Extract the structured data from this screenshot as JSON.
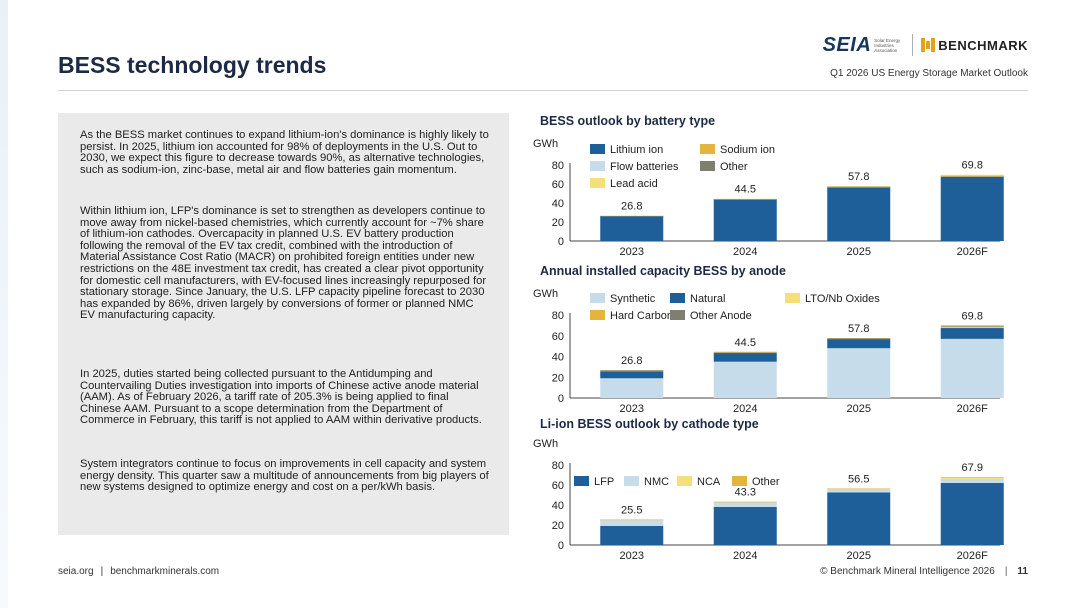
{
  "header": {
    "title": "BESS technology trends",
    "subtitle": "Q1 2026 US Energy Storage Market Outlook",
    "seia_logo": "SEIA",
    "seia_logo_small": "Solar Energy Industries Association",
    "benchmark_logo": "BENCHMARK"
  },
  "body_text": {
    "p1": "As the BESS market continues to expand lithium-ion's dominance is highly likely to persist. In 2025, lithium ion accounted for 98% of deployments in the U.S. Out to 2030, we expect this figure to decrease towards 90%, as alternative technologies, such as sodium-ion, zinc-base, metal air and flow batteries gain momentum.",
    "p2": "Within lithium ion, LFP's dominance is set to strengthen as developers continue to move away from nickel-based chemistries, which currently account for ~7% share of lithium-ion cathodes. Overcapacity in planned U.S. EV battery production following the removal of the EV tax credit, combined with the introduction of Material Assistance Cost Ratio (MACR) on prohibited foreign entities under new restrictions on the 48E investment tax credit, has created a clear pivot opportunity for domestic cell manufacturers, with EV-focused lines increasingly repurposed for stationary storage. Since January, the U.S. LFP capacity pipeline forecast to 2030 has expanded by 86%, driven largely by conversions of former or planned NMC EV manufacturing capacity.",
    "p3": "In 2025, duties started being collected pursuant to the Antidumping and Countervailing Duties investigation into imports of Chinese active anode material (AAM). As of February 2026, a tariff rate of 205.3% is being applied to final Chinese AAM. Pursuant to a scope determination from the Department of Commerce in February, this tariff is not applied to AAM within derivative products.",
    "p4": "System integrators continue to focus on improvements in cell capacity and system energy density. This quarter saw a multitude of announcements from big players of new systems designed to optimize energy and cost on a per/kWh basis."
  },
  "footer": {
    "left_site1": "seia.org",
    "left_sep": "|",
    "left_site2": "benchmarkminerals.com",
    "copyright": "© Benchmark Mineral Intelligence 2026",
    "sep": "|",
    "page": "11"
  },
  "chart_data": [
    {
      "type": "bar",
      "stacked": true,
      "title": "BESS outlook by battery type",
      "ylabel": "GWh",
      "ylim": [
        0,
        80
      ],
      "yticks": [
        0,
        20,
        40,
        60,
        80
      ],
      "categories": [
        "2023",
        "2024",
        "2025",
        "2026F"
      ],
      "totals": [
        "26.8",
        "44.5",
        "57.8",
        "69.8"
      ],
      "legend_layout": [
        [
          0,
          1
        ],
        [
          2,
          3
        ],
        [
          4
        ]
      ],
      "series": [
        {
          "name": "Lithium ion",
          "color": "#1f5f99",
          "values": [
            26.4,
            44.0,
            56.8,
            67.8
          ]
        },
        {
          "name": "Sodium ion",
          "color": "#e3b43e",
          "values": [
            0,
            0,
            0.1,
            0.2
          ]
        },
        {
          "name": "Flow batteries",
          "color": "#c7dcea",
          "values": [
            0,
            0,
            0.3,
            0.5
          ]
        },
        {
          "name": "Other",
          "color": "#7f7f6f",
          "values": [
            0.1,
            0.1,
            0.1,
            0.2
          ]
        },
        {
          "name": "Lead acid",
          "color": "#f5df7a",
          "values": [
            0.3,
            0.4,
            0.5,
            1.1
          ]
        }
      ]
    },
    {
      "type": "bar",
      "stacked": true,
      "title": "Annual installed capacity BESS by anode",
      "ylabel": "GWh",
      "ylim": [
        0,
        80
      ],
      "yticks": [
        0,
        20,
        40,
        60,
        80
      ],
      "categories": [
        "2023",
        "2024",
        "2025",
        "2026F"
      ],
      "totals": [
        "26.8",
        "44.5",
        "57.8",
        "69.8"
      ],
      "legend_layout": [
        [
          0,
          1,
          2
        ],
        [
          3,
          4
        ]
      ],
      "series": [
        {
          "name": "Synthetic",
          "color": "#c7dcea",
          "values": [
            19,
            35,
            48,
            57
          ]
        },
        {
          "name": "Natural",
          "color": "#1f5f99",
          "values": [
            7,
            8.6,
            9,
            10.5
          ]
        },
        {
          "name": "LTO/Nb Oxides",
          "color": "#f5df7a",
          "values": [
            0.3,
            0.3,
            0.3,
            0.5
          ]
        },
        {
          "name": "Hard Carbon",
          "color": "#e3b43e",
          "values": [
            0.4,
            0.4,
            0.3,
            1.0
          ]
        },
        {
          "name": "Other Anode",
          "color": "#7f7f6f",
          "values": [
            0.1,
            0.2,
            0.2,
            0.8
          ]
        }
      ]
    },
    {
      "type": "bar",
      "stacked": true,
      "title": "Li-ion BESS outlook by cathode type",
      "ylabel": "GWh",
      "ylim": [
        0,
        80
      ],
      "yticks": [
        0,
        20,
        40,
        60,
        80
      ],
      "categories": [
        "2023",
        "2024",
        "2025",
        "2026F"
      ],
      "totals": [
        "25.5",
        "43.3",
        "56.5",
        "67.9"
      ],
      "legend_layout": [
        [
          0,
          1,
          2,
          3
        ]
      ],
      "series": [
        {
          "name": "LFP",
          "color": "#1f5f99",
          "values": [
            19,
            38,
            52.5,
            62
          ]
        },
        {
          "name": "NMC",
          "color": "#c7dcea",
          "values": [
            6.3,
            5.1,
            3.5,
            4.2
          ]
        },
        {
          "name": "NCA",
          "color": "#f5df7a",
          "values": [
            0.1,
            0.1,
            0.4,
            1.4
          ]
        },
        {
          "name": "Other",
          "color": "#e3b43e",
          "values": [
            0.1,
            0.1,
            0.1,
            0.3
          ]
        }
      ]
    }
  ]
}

→ **Work to be completed**
The material above holds pictures; copy everything else in it exactly.

→ **Output for this task**
Extract the structured data from this screenshot as JSON.
{
  "header": {
    "title": "BESS technology trends",
    "subtitle": "Q1 2026 US Energy Storage Market Outlook",
    "seia_logo": "SEIA",
    "seia_logo_small": "Solar Energy Industries Association",
    "benchmark_logo": "BENCHMARK"
  },
  "body_text": {
    "p1": "As the BESS market continues to expand lithium-ion's dominance is highly likely to persist. In 2025, lithium ion accounted for 98% of deployments in the U.S. Out to 2030, we expect this figure to decrease towards 90%, as alternative technologies, such as sodium-ion, zinc-base, metal air and flow batteries gain momentum.",
    "p2": "Within lithium ion, LFP's dominance is set to strengthen as developers continue to move away from nickel-based chemistries, which currently account for ~7% share of lithium-ion cathodes. Overcapacity in planned U.S. EV battery production following the removal of the EV tax credit, combined with the introduction of Material Assistance Cost Ratio (MACR) on prohibited foreign entities under new restrictions on the 48E investment tax credit, has created a clear pivot opportunity for domestic cell manufacturers, with EV-focused lines increasingly repurposed for stationary storage. Since January, the U.S. LFP capacity pipeline forecast to 2030 has expanded by 86%, driven largely by conversions of former or planned NMC EV manufacturing capacity.",
    "p3": "In 2025, duties started being collected pursuant to the Antidumping and Countervailing Duties investigation into imports of Chinese active anode material (AAM). As of February 2026, a tariff rate of 205.3% is being applied to final Chinese AAM. Pursuant to a scope determination from the Department of Commerce in February, this tariff is not applied to AAM within derivative products.",
    "p4": "System integrators continue to focus on improvements in cell capacity and system energy density. This quarter saw a multitude of announcements from big players of new systems designed to optimize energy and cost on a per/kWh basis."
  },
  "footer": {
    "left_site1": "seia.org",
    "left_sep": "|",
    "left_site2": "benchmarkminerals.com",
    "copyright": "© Benchmark Mineral Intelligence 2026",
    "sep": "|",
    "page": "11"
  },
  "chart_data": [
    {
      "type": "bar",
      "stacked": true,
      "title": "BESS outlook by battery type",
      "ylabel": "GWh",
      "ylim": [
        0,
        80
      ],
      "yticks": [
        0,
        20,
        40,
        60,
        80
      ],
      "categories": [
        "2023",
        "2024",
        "2025",
        "2026F"
      ],
      "totals": [
        "26.8",
        "44.5",
        "57.8",
        "69.8"
      ],
      "legend_layout": [
        [
          0,
          1
        ],
        [
          2,
          3
        ],
        [
          4
        ]
      ],
      "series": [
        {
          "name": "Lithium ion",
          "color": "#1f5f99",
          "values": [
            26.4,
            44.0,
            56.8,
            67.8
          ]
        },
        {
          "name": "Sodium ion",
          "color": "#e3b43e",
          "values": [
            0,
            0,
            0.1,
            0.2
          ]
        },
        {
          "name": "Flow batteries",
          "color": "#c7dcea",
          "values": [
            0,
            0,
            0.3,
            0.5
          ]
        },
        {
          "name": "Other",
          "color": "#7f7f6f",
          "values": [
            0.1,
            0.1,
            0.1,
            0.2
          ]
        },
        {
          "name": "Lead acid",
          "color": "#f5df7a",
          "values": [
            0.3,
            0.4,
            0.5,
            1.1
          ]
        }
      ]
    },
    {
      "type": "bar",
      "stacked": true,
      "title": "Annual installed capacity BESS by anode",
      "ylabel": "GWh",
      "ylim": [
        0,
        80
      ],
      "yticks": [
        0,
        20,
        40,
        60,
        80
      ],
      "categories": [
        "2023",
        "2024",
        "2025",
        "2026F"
      ],
      "totals": [
        "26.8",
        "44.5",
        "57.8",
        "69.8"
      ],
      "legend_layout": [
        [
          0,
          1,
          2
        ],
        [
          3,
          4
        ]
      ],
      "series": [
        {
          "name": "Synthetic",
          "color": "#c7dcea",
          "values": [
            19,
            35,
            48,
            57
          ]
        },
        {
          "name": "Natural",
          "color": "#1f5f99",
          "values": [
            7,
            8.6,
            9,
            10.5
          ]
        },
        {
          "name": "LTO/Nb Oxides",
          "color": "#f5df7a",
          "values": [
            0.3,
            0.3,
            0.3,
            0.5
          ]
        },
        {
          "name": "Hard Carbon",
          "color": "#e3b43e",
          "values": [
            0.4,
            0.4,
            0.3,
            1.0
          ]
        },
        {
          "name": "Other Anode",
          "color": "#7f7f6f",
          "values": [
            0.1,
            0.2,
            0.2,
            0.8
          ]
        }
      ]
    },
    {
      "type": "bar",
      "stacked": true,
      "title": "Li-ion BESS outlook by cathode type",
      "ylabel": "GWh",
      "ylim": [
        0,
        80
      ],
      "yticks": [
        0,
        20,
        40,
        60,
        80
      ],
      "categories": [
        "2023",
        "2024",
        "2025",
        "2026F"
      ],
      "totals": [
        "25.5",
        "43.3",
        "56.5",
        "67.9"
      ],
      "legend_layout": [
        [
          0,
          1,
          2,
          3
        ]
      ],
      "series": [
        {
          "name": "LFP",
          "color": "#1f5f99",
          "values": [
            19,
            38,
            52.5,
            62
          ]
        },
        {
          "name": "NMC",
          "color": "#c7dcea",
          "values": [
            6.3,
            5.1,
            3.5,
            4.2
          ]
        },
        {
          "name": "NCA",
          "color": "#f5df7a",
          "values": [
            0.1,
            0.1,
            0.4,
            1.4
          ]
        },
        {
          "name": "Other",
          "color": "#e3b43e",
          "values": [
            0.1,
            0.1,
            0.1,
            0.3
          ]
        }
      ]
    }
  ]
}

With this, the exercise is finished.